◆ **Goal**
Search the material for the word "odpoveď" and report each line where it turns up.
◆ ◆ ◆ ◆ ◆
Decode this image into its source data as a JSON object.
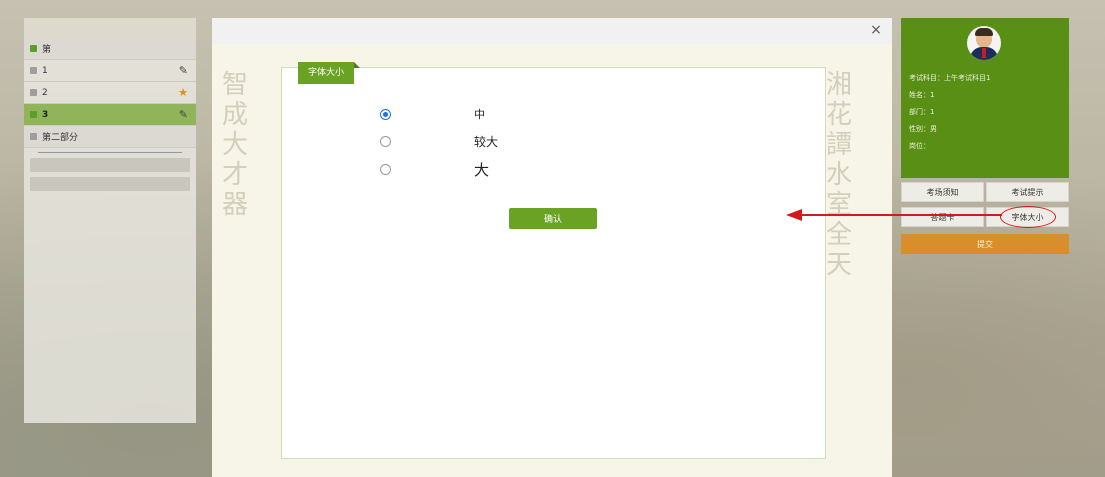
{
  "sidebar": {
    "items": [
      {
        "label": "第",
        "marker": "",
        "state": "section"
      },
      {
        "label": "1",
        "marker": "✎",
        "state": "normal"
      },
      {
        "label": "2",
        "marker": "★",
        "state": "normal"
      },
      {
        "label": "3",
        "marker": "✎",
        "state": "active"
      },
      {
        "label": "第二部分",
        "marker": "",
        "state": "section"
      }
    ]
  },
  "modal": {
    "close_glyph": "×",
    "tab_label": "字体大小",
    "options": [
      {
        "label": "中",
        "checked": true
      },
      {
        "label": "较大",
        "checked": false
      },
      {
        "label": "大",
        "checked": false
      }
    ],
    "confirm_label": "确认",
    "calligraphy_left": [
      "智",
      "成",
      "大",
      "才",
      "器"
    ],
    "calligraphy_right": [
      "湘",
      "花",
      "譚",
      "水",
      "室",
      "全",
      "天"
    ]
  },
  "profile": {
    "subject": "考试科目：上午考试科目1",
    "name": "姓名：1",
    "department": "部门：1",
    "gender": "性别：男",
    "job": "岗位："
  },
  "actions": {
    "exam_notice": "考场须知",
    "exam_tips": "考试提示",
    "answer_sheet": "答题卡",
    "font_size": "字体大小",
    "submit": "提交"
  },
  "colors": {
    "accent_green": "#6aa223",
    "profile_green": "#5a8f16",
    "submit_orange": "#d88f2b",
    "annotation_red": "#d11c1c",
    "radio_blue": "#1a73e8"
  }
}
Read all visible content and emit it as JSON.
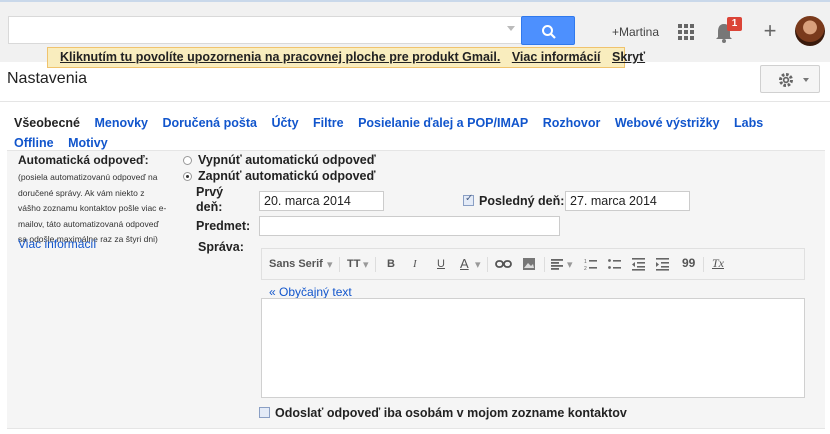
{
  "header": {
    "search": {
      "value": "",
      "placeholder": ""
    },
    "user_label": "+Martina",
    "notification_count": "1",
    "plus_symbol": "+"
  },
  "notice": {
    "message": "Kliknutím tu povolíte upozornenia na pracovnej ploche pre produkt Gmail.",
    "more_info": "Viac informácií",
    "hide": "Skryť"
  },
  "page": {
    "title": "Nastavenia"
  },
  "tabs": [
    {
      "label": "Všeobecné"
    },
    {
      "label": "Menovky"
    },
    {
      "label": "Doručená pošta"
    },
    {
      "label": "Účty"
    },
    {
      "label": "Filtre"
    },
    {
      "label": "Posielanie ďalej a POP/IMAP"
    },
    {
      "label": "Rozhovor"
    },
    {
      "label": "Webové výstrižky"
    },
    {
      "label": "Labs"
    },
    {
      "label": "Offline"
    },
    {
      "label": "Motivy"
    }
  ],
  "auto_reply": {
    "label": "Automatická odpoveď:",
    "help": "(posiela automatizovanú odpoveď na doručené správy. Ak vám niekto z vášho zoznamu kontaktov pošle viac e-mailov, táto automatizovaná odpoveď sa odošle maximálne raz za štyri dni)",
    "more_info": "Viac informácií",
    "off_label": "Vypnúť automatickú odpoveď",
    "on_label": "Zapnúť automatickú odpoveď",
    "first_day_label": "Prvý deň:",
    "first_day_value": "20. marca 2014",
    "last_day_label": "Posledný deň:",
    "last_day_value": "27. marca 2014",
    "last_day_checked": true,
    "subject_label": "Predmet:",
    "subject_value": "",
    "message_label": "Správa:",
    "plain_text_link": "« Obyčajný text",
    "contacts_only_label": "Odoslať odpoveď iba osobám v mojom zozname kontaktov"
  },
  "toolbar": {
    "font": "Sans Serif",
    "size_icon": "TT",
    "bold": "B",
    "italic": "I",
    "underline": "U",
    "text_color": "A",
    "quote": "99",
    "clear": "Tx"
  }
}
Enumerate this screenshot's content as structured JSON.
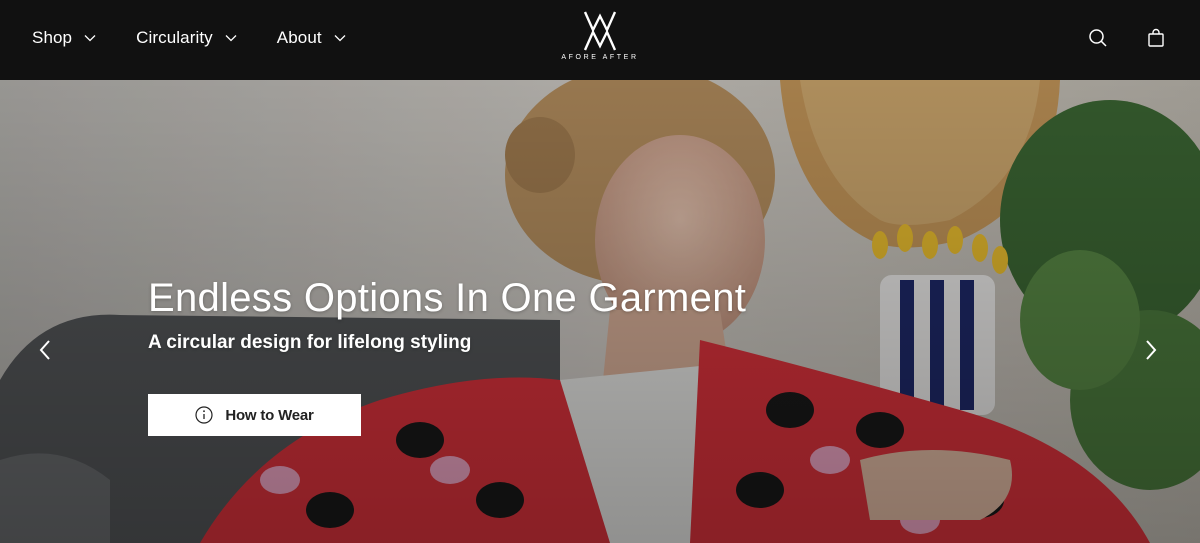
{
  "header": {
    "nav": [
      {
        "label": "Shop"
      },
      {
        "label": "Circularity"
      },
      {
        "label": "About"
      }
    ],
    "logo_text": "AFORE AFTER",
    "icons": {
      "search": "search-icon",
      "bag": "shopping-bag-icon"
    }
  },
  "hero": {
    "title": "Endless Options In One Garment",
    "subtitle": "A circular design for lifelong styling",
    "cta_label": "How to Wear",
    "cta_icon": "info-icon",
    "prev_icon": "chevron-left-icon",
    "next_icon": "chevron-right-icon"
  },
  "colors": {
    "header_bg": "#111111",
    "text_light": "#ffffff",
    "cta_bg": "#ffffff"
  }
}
◆ ◆ ◆ ◆ ◆
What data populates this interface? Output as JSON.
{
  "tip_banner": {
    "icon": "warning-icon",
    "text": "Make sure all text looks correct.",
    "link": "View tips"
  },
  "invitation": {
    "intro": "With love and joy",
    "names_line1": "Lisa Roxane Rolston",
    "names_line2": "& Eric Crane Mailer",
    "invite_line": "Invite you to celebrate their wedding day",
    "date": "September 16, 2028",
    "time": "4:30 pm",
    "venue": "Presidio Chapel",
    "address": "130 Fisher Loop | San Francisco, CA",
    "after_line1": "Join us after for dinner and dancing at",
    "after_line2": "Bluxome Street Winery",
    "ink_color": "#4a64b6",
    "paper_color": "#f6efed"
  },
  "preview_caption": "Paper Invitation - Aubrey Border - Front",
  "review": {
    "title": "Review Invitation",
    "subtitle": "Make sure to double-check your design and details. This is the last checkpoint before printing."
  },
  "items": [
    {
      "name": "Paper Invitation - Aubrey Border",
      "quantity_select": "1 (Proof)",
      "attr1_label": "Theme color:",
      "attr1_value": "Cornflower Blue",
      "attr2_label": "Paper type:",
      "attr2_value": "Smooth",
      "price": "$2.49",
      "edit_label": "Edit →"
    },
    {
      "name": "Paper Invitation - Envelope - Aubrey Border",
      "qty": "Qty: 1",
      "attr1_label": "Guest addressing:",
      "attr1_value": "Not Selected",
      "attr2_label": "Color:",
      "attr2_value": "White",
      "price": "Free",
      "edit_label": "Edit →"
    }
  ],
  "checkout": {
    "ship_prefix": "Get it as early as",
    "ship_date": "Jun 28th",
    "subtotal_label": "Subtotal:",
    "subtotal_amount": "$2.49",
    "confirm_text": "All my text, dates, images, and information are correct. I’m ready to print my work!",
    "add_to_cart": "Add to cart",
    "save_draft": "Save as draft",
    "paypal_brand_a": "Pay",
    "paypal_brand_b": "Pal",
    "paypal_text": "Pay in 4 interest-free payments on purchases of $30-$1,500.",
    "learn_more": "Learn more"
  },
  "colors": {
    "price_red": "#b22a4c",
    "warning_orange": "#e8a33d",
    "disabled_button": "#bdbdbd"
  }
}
◆ ◆ ◆ ◆ ◆
◆ **Solved exercise**
    "label": "Automatická odpoveď:",
    "help": "(posiela automatizovanú odpoveď na doručené správy. Ak vám niekto z vášho zoznamu kontaktov pošle viac e-mailov, táto automatizovaná odpoveď sa odošle maximálne raz za štyri dni)",
    "off_label": "Vypnúť automatickú odpoveď",
    "on_label": "Zapnúť automatickú odpoveď",
    "contacts_only_label": "Odoslať odpoveď iba osobám v mojom zozname kontaktov"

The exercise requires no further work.